The request | Write every entry out again exactly, please, and skip the pictures.
#### Extracted entries
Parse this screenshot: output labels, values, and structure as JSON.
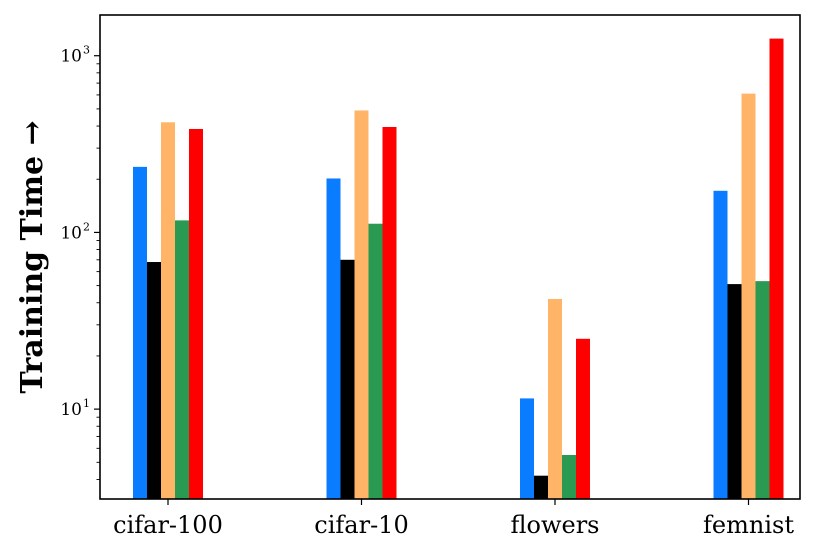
{
  "chart_data": {
    "type": "bar",
    "title": "",
    "xlabel": "",
    "ylabel": "Training Time →",
    "yscale": "log",
    "ylim": [
      3.1,
      1700
    ],
    "grid": false,
    "categories": [
      "cifar-100",
      "cifar-10",
      "flowers",
      "femnist"
    ],
    "series": [
      {
        "color": "#0a7cff",
        "values": [
          235,
          202,
          11.5,
          172
        ]
      },
      {
        "color": "#000000",
        "values": [
          68,
          70,
          4.2,
          51
        ]
      },
      {
        "color": "#ffb468",
        "values": [
          420,
          490,
          42,
          610
        ]
      },
      {
        "color": "#2a9a53",
        "values": [
          117,
          112,
          5.5,
          53
        ]
      },
      {
        "color": "#ff0000",
        "values": [
          385,
          395,
          25,
          1250
        ]
      }
    ],
    "y_ticks": [
      {
        "value": 10,
        "base": "10",
        "exp": "1"
      },
      {
        "value": 100,
        "base": "10",
        "exp": "2"
      },
      {
        "value": 1000,
        "base": "10",
        "exp": "3"
      }
    ]
  }
}
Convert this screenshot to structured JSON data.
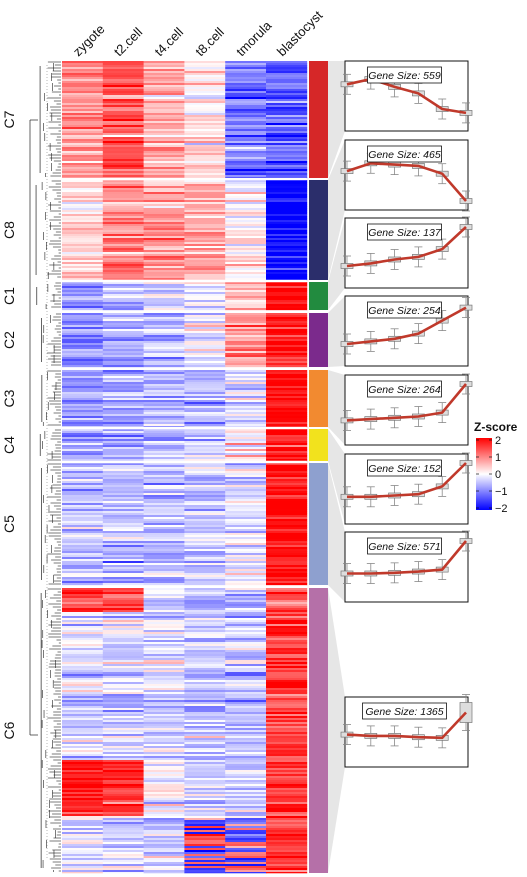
{
  "chart_data": {
    "type": "heatmap",
    "columns": [
      "zygote",
      "t2.cell",
      "t4.cell",
      "t8.cell",
      "tmorula",
      "blastocyst"
    ],
    "clusters": [
      {
        "name": "C7",
        "size": 559,
        "color": "#d62728",
        "mean_z": [
          0.9,
          1.3,
          0.7,
          0.2,
          -1.0,
          -1.3
        ]
      },
      {
        "name": "C8",
        "size": 465,
        "color": "#2b2e6b",
        "mean_z": [
          0.3,
          0.9,
          0.8,
          0.7,
          0.1,
          -2.0
        ]
      },
      {
        "name": "C1",
        "size": 137,
        "color": "#228b3f",
        "mean_z": [
          -1.0,
          -0.8,
          -0.5,
          -0.3,
          0.3,
          2.0
        ]
      },
      {
        "name": "C2",
        "size": 254,
        "color": "#7b2a8c",
        "mean_z": [
          -1.0,
          -0.8,
          -0.6,
          -0.2,
          0.8,
          1.8
        ]
      },
      {
        "name": "C3",
        "size": 264,
        "color": "#f28a30",
        "mean_z": [
          -0.8,
          -0.7,
          -0.6,
          -0.5,
          -0.2,
          2.0
        ]
      },
      {
        "name": "C4",
        "size": 152,
        "color": "#f2e21d",
        "mean_z": [
          -0.6,
          -0.6,
          -0.5,
          -0.4,
          0.2,
          2.0
        ]
      },
      {
        "name": "C5",
        "size": 571,
        "color": "#8ea0cf",
        "mean_z": [
          -0.5,
          -0.5,
          -0.45,
          -0.35,
          -0.2,
          2.0
        ]
      },
      {
        "name": "C6",
        "size": 1365,
        "color": "#b570a8",
        "mean_z": [
          -0.2,
          -0.3,
          -0.3,
          -0.4,
          -0.45,
          1.5
        ]
      }
    ],
    "colorbar": {
      "title": "Z-score",
      "ticks": [
        "2",
        "1",
        "0",
        "−1",
        "−2"
      ],
      "range": [
        -2,
        2
      ],
      "colors": [
        "#0000ff",
        "#ffffff",
        "#ff0000"
      ]
    },
    "box_label_prefix": "Gene Size: ",
    "line_color": "#c0392b"
  }
}
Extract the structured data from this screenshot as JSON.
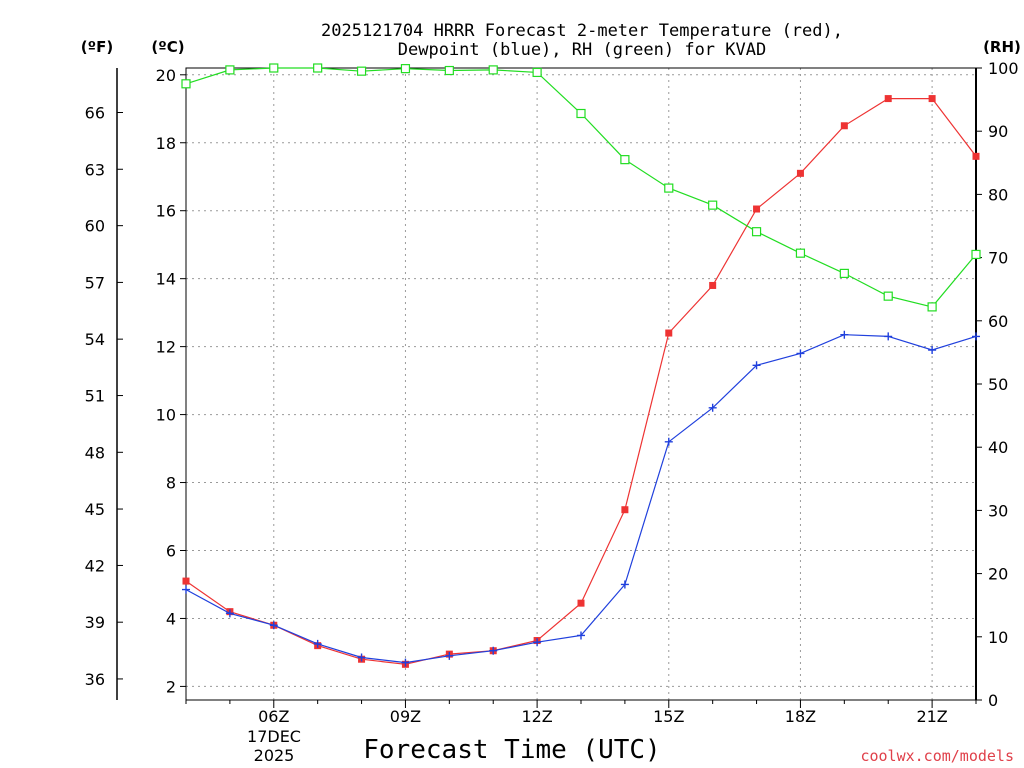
########
Full response |
Parse this screenshot: output labels, values, and structure as JSON.
{
  "chart_data": {
    "type": "bar",
    "title": "",
    "xlabel": "",
    "ylabel": "Training Time →",
    "yscale": "log",
    "ylim": [
      3.1,
      1700
    ],
    "grid": false,
    "categories": [
      "cifar-100",
      "cifar-10",
      "flowers",
      "femnist"
    ],
    "series": [
      {
        "color": "#0a7cff",
        "values": [
          235,
          202,
          11.5,
          172
        ]
      },
      {
        "color": "#000000",
        "values": [
          68,
          70,
          4.2,
          51
        ]
      },
      {
        "color": "#ffb468",
        "values": [
          420,
          490,
          42,
          610
        ]
      },
      {
        "color": "#2a9a53",
        "values": [
          117,
          112,
          5.5,
          53
        ]
      },
      {
        "color": "#ff0000",
        "values": [
          385,
          395,
          25,
          1250
        ]
      }
    ],
    "y_ticks": [
      {
        "value": 10,
        "base": "10",
        "exp": "1"
      },
      {
        "value": 100,
        "base": "10",
        "exp": "2"
      },
      {
        "value": 1000,
        "base": "10",
        "exp": "3"
      }
    ]
  }
}
Convert this screenshot to structured JSON data.
{
  "chart_data": {
    "type": "heatmap",
    "columns": [
      "zygote",
      "t2.cell",
      "t4.cell",
      "t8.cell",
      "tmorula",
      "blastocyst"
    ],
    "clusters": [
      {
        "name": "C7",
        "size": 559,
        "color": "#d62728",
        "mean_z": [
          0.9,
          1.3,
          0.7,
          0.2,
          -1.0,
          -1.3
        ]
      },
      {
        "name": "C8",
        "size": 465,
        "color": "#2b2e6b",
        "mean_z": [
          0.3,
          0.9,
          0.8,
          0.7,
          0.1,
          -2.0
        ]
      },
      {
        "name": "C1",
        "size": 137,
        "color": "#228b3f",
        "mean_z": [
          -1.0,
          -0.8,
          -0.5,
          -0.3,
          0.3,
          2.0
        ]
      },
      {
        "name": "C2",
        "size": 254,
        "color": "#7b2a8c",
        "mean_z": [
          -1.0,
          -0.8,
          -0.6,
          -0.2,
          0.8,
          1.8
        ]
      },
      {
        "name": "C3",
        "size": 264,
        "color": "#f28a30",
        "mean_z": [
          -0.8,
          -0.7,
          -0.6,
          -0.5,
          -0.2,
          2.0
        ]
      },
      {
        "name": "C4",
        "size": 152,
        "color": "#f2e21d",
        "mean_z": [
          -0.6,
          -0.6,
          -0.5,
          -0.4,
          0.2,
          2.0
        ]
      },
      {
        "name": "C5",
        "size": 571,
        "color": "#8ea0cf",
        "mean_z": [
          -0.5,
          -0.5,
          -0.45,
          -0.35,
          -0.2,
          2.0
        ]
      },
      {
        "name": "C6",
        "size": 1365,
        "color": "#b570a8",
        "mean_z": [
          -0.2,
          -0.3,
          -0.3,
          -0.4,
          -0.45,
          1.5
        ]
      }
    ],
    "colorbar": {
      "title": "Z-score",
      "ticks": [
        "2",
        "1",
        "0",
        "−1",
        "−2"
      ],
      "range": [
        -2,
        2
      ],
      "colors": [
        "#0000ff",
        "#ffffff",
        "#ff0000"
      ]
    },
    "box_label_prefix": "Gene Size: ",
    "line_color": "#c0392b"
  }
}
Extract the structured data from this screenshot as JSON.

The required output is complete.